Records >>

● ● ● ●

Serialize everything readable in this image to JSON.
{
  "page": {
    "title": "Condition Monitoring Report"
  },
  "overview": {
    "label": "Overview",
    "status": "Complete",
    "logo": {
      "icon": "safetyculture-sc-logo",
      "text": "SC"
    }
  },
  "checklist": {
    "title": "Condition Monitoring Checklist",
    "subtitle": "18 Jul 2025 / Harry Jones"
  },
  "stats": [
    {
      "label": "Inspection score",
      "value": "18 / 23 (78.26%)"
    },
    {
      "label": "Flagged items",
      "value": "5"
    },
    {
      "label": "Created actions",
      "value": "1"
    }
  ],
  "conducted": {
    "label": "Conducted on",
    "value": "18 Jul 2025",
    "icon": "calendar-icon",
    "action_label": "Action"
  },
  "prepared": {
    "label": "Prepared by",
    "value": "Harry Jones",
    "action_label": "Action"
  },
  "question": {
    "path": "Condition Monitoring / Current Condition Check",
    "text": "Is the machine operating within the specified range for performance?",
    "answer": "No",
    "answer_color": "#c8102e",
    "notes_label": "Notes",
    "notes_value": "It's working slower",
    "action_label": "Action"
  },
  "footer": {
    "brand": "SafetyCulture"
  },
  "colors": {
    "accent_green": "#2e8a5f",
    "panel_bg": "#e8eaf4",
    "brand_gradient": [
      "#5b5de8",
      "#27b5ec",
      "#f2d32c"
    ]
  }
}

● ● ● ●

All the data must be duplicated exactly, with nothing added or removed.

Serialize everything readable in this image to JSON.
{
  "page": {
    "title": "Condition Monitoring Report"
  },
  "overview": {
    "label": "Overview",
    "status": "Complete",
    "logo": {
      "icon": "safetyculture-sc-logo",
      "text": "SC"
    }
  },
  "checklist": {
    "title": "Condition Monitoring Checklist",
    "subtitle": "18 Jul 2025 / Harry Jones"
  },
  "stats": [
    {
      "label": "Inspection score",
      "value": "18 / 23 (78.26%)"
    },
    {
      "label": "Flagged items",
      "value": "5"
    },
    {
      "label": "Created actions",
      "value": "1"
    }
  ],
  "conducted": {
    "label": "Conducted on",
    "value": "18 Jul 2025",
    "icon": "calendar-icon",
    "action_label": "Action"
  },
  "prepared": {
    "label": "Prepared by",
    "value": "Harry Jones",
    "action_label": "Action"
  },
  "question": {
    "path": "Condition Monitoring / Current Condition Check",
    "text": "Is the machine operating within the specified range for performance?",
    "answer": "No",
    "answer_color": "#c8102e",
    "notes_label": "Notes",
    "notes_value": "It's working slower",
    "action_label": "Action"
  },
  "footer": {
    "brand": "SafetyCulture"
  },
  "colors": {
    "accent_green": "#2e8a5f",
    "panel_bg": "#e8eaf4",
    "brand_gradient": [
      "#5b5de8",
      "#27b5ec",
      "#f2d32c"
    ]
  }
}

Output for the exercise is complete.